(begin)
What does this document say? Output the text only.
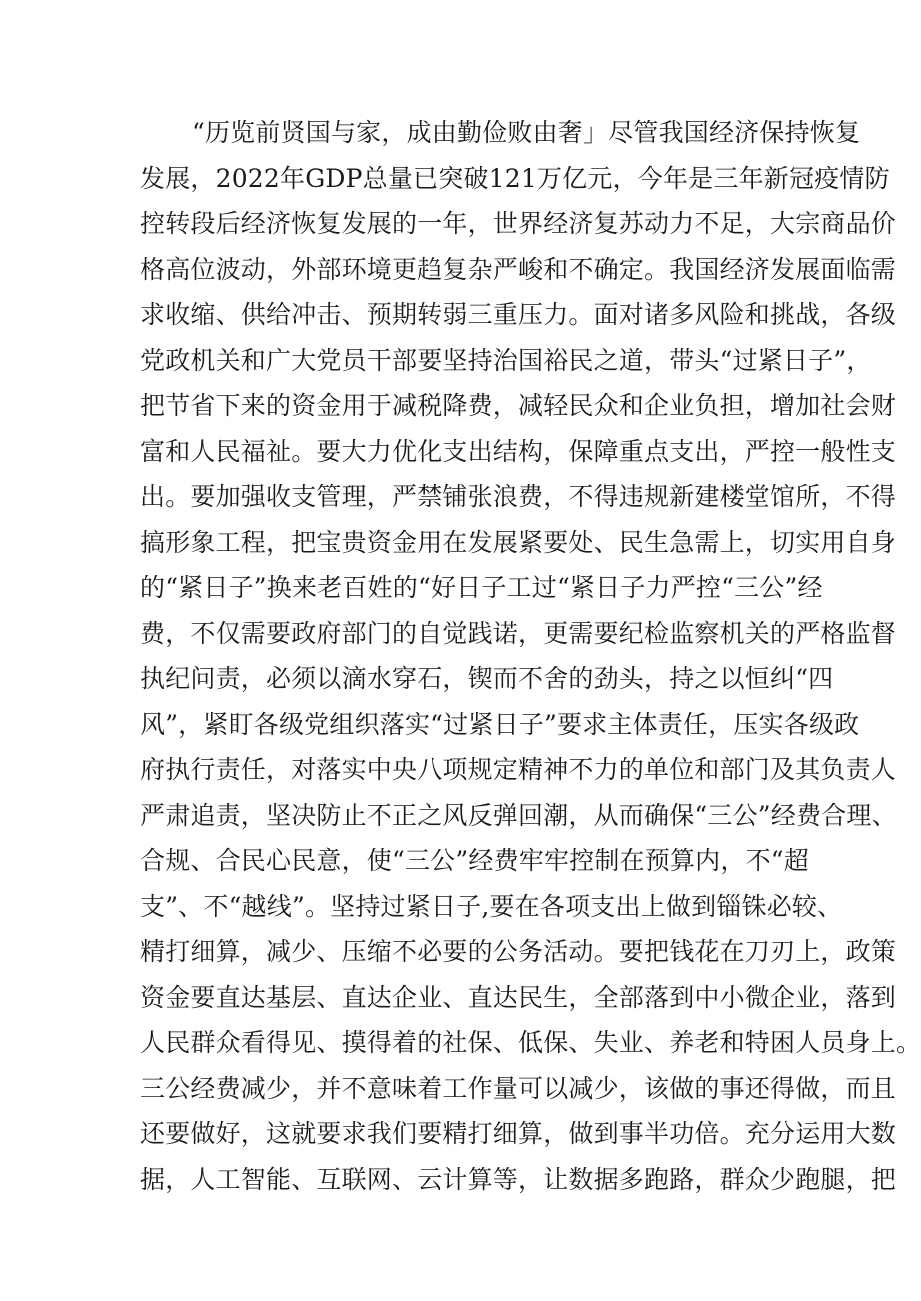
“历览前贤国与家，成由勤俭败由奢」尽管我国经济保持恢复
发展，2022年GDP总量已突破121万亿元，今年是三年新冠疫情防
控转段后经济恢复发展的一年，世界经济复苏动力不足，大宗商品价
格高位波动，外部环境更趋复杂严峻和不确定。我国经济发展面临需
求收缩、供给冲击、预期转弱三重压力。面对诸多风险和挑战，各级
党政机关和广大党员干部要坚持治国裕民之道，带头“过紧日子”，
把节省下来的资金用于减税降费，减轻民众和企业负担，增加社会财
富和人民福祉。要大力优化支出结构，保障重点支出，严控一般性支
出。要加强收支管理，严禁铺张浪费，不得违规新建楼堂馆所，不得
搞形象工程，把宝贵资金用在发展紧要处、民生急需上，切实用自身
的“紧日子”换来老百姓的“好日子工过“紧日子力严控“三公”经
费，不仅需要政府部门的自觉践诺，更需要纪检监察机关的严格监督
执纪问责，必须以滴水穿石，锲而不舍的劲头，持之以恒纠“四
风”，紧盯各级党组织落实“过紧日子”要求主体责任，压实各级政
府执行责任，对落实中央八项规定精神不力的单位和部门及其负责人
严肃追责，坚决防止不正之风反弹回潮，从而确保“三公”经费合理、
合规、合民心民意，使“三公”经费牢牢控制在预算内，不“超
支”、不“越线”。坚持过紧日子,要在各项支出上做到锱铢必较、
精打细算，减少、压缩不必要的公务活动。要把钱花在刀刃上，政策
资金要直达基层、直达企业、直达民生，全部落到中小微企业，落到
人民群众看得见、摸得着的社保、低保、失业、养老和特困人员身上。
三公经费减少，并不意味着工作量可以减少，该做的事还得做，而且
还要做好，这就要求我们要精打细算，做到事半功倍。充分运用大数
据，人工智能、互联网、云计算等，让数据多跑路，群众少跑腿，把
(end)
(begin)
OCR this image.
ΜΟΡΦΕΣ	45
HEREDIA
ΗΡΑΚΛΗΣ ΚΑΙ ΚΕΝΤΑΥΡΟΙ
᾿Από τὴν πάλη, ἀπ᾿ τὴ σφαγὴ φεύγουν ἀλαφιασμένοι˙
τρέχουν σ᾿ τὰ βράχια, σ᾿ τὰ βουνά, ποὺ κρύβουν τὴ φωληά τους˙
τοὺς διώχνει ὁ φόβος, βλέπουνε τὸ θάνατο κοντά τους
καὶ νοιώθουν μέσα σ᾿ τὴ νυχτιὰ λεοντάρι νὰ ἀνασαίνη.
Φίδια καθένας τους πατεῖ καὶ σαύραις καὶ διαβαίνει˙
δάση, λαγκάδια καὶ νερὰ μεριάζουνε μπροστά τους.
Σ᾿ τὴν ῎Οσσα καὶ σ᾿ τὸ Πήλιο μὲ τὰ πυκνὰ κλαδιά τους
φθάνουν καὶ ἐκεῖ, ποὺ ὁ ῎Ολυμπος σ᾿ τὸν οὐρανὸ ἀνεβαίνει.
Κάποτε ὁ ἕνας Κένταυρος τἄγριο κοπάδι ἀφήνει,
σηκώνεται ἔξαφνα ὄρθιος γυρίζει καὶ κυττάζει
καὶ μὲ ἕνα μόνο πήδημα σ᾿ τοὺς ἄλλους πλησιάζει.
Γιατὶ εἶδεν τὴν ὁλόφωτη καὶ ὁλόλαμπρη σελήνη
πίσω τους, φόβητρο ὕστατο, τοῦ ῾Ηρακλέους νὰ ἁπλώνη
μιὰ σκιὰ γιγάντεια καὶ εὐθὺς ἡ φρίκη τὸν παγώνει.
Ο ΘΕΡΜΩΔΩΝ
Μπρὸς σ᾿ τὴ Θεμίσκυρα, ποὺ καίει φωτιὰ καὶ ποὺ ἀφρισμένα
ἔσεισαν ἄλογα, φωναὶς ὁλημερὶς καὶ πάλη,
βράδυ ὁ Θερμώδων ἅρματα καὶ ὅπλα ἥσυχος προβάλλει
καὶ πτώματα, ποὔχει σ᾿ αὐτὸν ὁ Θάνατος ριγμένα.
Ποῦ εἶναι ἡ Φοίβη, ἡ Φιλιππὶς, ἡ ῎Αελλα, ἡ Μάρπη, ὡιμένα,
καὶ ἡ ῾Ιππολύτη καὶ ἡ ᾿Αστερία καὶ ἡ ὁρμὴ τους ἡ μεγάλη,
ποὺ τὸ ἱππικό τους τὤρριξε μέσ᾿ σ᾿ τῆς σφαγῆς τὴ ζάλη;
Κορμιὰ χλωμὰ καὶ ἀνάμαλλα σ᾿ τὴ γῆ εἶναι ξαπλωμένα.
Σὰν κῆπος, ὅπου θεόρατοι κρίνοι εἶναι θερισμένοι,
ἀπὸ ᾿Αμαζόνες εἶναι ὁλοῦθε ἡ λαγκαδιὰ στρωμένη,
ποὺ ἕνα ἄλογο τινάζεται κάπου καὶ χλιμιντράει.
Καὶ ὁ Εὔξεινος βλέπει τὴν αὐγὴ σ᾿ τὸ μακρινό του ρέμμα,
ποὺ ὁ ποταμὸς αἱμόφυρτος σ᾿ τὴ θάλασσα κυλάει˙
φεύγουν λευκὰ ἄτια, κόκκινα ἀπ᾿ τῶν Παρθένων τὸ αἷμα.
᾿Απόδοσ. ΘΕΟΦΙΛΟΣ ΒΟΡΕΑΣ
(end)
The request:
Take each line containing the string "τοὺς" and copy it out.

The result:
τοὺς διώχνει ὁ φόβος, βλέπουνε τὸ θάνατο κοντά τους
καὶ μὲ ἕνα μόνο πήδημα σ᾿ τοὺς ἄλλους πλησιάζει.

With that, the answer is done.